— Yönerge a —
Girdilerde "Localize all elements." ifadesini içeren satırdan "match-card: 우리팀 승리" ifadesini içeren satıra kadar olan satırları, iki uç satır da dahil olmak üzere, her satır için bir dize içeren bir JSON listesi olarak düzenler misin? Boş satırları listeye alma.

══ Metin ══

Akhisar'da dün gerçekleştirilen gezi davası sonucu avukatlardan Bahadır Yenişehirlioğlu ile Milletvekili Özgür Özel'in yaşadığı diyaloga Özel'den cevap geldi.

İŞTE ÖZGÜR ÖZEL'İN BASIN AÇIKLAMASI

Akhisar’daki Gezi protestoları nedeniyle dün hakim karşısına çıkan 85 gencin duruşmasında yaşananlar ve orada yaptığımız bilgilendirmenin ardından yaşanan olaylara ilişkin olarak bazı hususların aydınlatılması gerekliliği doğmuştur.

═══
══ Kaynak Malzeme ══

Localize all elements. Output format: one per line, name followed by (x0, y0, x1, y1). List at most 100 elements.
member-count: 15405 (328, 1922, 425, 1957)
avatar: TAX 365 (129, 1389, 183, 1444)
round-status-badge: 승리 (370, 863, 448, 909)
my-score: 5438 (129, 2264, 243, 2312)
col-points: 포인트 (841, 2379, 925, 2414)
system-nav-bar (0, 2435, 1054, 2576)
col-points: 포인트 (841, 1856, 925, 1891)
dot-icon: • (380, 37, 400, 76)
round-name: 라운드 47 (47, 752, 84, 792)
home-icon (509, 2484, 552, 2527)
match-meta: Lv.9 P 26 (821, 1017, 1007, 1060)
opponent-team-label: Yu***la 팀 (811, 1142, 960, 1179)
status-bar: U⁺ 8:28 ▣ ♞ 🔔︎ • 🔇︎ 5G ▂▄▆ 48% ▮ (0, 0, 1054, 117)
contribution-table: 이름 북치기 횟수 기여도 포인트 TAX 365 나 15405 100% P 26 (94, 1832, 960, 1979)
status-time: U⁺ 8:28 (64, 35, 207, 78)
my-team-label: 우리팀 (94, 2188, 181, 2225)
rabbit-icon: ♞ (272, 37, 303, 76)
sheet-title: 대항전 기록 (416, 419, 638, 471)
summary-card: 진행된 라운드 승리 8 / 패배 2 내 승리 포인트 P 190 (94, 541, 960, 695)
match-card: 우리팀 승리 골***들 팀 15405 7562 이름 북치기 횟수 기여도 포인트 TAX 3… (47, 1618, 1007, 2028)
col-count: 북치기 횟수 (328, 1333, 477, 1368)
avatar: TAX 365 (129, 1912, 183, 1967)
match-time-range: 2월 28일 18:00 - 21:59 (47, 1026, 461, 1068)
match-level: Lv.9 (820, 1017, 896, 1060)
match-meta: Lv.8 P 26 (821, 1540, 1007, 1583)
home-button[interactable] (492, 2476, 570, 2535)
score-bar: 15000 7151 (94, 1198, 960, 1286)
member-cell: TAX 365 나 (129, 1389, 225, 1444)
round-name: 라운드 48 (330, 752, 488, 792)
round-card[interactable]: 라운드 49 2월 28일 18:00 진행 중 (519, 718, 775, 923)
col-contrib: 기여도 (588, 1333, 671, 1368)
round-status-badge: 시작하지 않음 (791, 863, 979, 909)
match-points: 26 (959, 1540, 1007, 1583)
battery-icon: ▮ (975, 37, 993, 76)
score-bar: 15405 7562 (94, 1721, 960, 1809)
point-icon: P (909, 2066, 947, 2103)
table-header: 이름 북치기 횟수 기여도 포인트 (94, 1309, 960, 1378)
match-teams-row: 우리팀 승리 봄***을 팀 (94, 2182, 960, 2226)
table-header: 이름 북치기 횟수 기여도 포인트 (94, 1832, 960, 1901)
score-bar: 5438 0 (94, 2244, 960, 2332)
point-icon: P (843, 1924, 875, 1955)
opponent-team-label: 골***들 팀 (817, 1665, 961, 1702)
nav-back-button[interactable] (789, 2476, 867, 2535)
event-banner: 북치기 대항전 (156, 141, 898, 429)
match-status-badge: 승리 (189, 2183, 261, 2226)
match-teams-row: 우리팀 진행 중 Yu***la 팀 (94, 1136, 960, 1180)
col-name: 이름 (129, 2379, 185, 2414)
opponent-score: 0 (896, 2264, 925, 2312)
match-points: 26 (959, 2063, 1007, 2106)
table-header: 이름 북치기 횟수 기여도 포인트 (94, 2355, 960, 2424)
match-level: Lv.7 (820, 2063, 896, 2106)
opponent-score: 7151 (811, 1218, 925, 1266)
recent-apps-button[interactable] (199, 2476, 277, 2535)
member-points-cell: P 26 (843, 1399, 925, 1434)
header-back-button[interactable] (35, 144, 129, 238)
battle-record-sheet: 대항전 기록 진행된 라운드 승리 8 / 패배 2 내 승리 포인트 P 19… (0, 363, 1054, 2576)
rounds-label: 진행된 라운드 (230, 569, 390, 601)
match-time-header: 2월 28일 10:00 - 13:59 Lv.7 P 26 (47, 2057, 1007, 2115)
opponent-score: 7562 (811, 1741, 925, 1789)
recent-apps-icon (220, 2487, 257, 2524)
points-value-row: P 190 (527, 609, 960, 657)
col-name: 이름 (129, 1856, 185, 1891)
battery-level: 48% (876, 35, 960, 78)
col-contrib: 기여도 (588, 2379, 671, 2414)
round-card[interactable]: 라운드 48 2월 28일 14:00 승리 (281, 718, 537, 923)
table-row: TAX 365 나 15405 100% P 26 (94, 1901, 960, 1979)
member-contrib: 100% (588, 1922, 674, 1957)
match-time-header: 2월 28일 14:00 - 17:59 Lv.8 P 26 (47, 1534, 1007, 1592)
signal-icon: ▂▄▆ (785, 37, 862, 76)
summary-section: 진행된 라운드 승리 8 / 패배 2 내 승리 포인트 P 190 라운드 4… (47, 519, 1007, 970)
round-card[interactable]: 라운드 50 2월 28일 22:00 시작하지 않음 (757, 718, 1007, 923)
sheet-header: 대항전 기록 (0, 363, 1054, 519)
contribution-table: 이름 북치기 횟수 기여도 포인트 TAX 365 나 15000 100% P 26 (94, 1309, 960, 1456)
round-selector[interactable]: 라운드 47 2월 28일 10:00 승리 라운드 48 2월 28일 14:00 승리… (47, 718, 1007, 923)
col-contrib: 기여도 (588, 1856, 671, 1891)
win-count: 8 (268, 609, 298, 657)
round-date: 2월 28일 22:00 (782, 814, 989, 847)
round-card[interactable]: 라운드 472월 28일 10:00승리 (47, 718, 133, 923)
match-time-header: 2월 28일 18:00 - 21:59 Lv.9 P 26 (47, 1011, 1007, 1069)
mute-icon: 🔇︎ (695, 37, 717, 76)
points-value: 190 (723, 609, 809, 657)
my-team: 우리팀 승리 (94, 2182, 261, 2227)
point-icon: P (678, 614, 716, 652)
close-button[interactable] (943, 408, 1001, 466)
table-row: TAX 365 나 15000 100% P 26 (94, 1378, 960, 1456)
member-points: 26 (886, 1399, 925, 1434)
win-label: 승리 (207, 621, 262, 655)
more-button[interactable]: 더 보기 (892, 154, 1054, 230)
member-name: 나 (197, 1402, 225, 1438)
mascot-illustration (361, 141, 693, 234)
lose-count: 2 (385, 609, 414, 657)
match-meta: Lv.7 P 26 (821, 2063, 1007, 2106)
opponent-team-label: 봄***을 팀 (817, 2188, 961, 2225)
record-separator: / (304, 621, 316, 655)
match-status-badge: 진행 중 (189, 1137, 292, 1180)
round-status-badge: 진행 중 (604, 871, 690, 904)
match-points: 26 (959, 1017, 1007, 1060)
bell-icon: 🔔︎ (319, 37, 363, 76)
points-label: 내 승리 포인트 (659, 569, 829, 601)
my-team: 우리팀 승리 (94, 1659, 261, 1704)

═══
══ Kaynak Malzeme ══

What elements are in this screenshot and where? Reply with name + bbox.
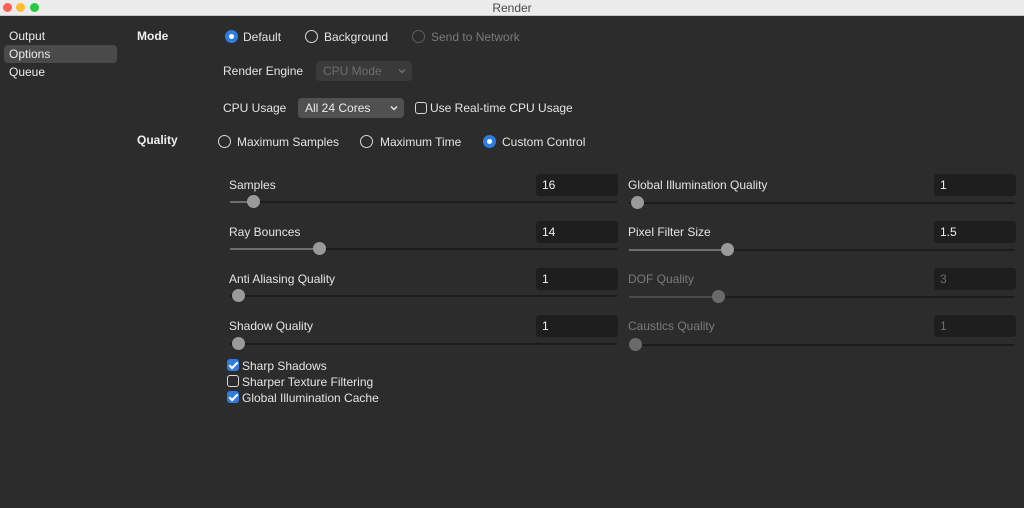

═══

— Yönerge b —
Gezi davasıyla ilgili metinde "İŞTE ÖZGÜR ÖZEL'İN" kısmından "aydınlatılması gerekliliği doğmuştur." kısmına kadar olan bölümü hiç değiştirmeden geri verir misin?

— Yazılı Çözüm a —
[
  "Localize all elements. Output format: one per line, name followed by (x0, y0, x1, y1). List at most 100 elements.",
  "member-count: 15405 (328, 1922, 425, 1957)",
  "avatar: TAX 365 (129, 1389, 183, 1444)",
  "round-status-badge: 승리 (370, 863, 448, 909)",
  "my-score: 5438 (129, 2264, 243, 2312)",
  "col-points: 포인트 (841, 2379, 925, 2414)",
  "system-nav-bar (0, 2435, 1054, 2576)",
  "col-points: 포인트 (841, 1856, 925, 1891)",
  "dot-icon: • (380, 37, 400, 76)",
  "round-name: 라운드 47 (47, 752, 84, 792)",
  "home-icon (509, 2484, 552, 2527)",
  "match-meta: Lv.9 P 26 (821, 1017, 1007, 1060)",
  "opponent-team-label: Yu***la 팀 (811, 1142, 960, 1179)",
  "status-bar: U⁺ 8:28 ▣ ♞ 🔔︎ • 🔇︎ 5G ▂▄▆ 48% ▮ (0, 0, 1054, 117)",
  "contribution-table: 이름 북치기 횟수 기여도 포인트 TAX 365 나 15405 100% P 26 (94, 1832, 960, 1979)",
  "status-time: U⁺ 8:28 (64, 35, 207, 78)",
  "my-team-label: 우리팀 (94, 2188, 181, 2225)",
  "rabbit-icon: ♞ (272, 37, 303, 76)",
  "sheet-title: 대항전 기록 (416, 419, 638, 471)",
  "summary-card: 진행된 라운드 승리 8 / 패배 2 내 승리 포인트 P 190 (94, 541, 960, 695)",
  "match-card: 우리팀 승리 골***들 팀 15405 7562 이름 북치기 횟수 기여도 포인트 TAX 3… (47, 1618, 1007, 2028)"
]

— Yazılı Çözüm b —
İŞTE ÖZGÜR ÖZEL'İN BASIN AÇIKLAMASI

Akhisar’daki Gezi protestoları nedeniyle dün hakim karşısına çıkan 85 gencin duruşmasında yaşananlar ve orada yaptığımız bilgilendirmenin ardından yaşanan olaylara ilişkin olarak bazı hususların aydınlatılması gerekliliği doğmuştur.